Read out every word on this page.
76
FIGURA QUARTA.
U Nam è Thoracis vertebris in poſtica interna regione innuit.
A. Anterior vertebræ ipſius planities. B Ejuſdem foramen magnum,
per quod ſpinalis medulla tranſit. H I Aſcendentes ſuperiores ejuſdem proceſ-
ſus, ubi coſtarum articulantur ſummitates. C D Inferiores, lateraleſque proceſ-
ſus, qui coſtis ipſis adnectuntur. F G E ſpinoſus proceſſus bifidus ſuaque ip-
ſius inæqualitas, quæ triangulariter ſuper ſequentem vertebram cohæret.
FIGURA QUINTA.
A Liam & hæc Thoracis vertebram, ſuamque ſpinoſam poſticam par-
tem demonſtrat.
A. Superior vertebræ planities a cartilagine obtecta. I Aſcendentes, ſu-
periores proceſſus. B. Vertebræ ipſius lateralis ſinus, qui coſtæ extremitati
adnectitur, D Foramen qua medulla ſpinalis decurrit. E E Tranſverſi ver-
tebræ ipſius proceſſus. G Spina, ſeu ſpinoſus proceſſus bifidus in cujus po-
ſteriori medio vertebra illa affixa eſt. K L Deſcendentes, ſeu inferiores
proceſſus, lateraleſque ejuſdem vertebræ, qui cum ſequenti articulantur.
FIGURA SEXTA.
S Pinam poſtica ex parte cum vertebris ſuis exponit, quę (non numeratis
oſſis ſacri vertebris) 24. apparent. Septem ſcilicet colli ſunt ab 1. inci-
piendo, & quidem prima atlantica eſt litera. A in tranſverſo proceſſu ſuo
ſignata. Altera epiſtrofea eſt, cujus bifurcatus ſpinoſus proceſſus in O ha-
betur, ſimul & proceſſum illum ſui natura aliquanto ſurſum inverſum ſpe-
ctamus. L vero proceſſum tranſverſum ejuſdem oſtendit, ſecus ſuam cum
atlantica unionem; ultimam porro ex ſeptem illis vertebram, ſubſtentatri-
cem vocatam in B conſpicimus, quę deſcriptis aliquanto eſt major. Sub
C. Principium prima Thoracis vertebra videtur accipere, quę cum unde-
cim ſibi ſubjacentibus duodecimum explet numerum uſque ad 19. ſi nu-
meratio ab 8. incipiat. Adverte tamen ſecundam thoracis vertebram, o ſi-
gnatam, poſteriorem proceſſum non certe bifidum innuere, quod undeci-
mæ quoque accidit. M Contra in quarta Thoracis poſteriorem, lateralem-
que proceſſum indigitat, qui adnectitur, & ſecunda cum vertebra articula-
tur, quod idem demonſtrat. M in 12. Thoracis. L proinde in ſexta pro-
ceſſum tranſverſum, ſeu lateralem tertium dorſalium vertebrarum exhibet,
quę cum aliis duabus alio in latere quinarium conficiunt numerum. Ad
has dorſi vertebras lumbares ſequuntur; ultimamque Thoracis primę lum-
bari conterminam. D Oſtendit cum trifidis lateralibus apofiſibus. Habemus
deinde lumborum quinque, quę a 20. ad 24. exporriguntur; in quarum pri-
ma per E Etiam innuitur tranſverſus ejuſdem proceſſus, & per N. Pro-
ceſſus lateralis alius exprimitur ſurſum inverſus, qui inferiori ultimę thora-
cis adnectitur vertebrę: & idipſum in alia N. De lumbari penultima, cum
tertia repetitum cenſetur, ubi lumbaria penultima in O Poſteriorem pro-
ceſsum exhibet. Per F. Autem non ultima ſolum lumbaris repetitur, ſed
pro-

------

• _WORK INSTRUCTIONS_
Return only the number of lines in the preceding records that contain the string "articulantur".

• _EXERCISE ANSWER_
2